— start of Dataset rows —

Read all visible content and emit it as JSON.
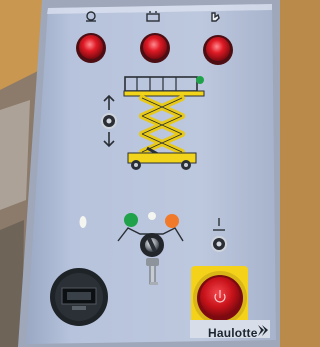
{
  "panel": {
    "brand": "Haulotte",
    "colors": {
      "panel": "#b8c4dc",
      "button_red": "#d9141c",
      "lift_yellow": "#f2d41a",
      "emergency_yellow": "#f4d21a",
      "lamp_green": "#1fa24a",
      "lamp_orange": "#f07a2a"
    },
    "top_indicators": [
      {
        "icon": "engine-icon",
        "lamp": "red"
      },
      {
        "icon": "battery-icon",
        "lamp": "red"
      },
      {
        "icon": "hand-icon",
        "lamp": "red"
      }
    ],
    "lift_control": {
      "icons": [
        "arrow-up-icon",
        "arrow-down-icon"
      ],
      "type": "toggle-switch"
    },
    "key_switch": {
      "lamps": [
        "green",
        "white",
        "orange"
      ],
      "type": "key-switch"
    },
    "hour_meter": {
      "type": "hour-meter"
    },
    "emergency_stop": {
      "type": "emergency-stop-button"
    }
  }
}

— end of Dataset rows —

▸ Given request: Repeat the records above exactly, omitting every picture.

▸ Full output:
Read all visible content and emit it as JSON.
{
  "panel": {
    "brand": "Haulotte",
    "colors": {
      "panel": "#b8c4dc",
      "button_red": "#d9141c",
      "lift_yellow": "#f2d41a",
      "emergency_yellow": "#f4d21a",
      "lamp_green": "#1fa24a",
      "lamp_orange": "#f07a2a"
    },
    "top_indicators": [
      {
        "icon": "engine-icon",
        "lamp": "red"
      },
      {
        "icon": "battery-icon",
        "lamp": "red"
      },
      {
        "icon": "hand-icon",
        "lamp": "red"
      }
    ],
    "lift_control": {
      "icons": [
        "arrow-up-icon",
        "arrow-down-icon"
      ],
      "type": "toggle-switch"
    },
    "key_switch": {
      "lamps": [
        "green",
        "white",
        "orange"
      ],
      "type": "key-switch"
    },
    "hour_meter": {
      "type": "hour-meter"
    },
    "emergency_stop": {
      "type": "emergency-stop-button"
    }
  }
}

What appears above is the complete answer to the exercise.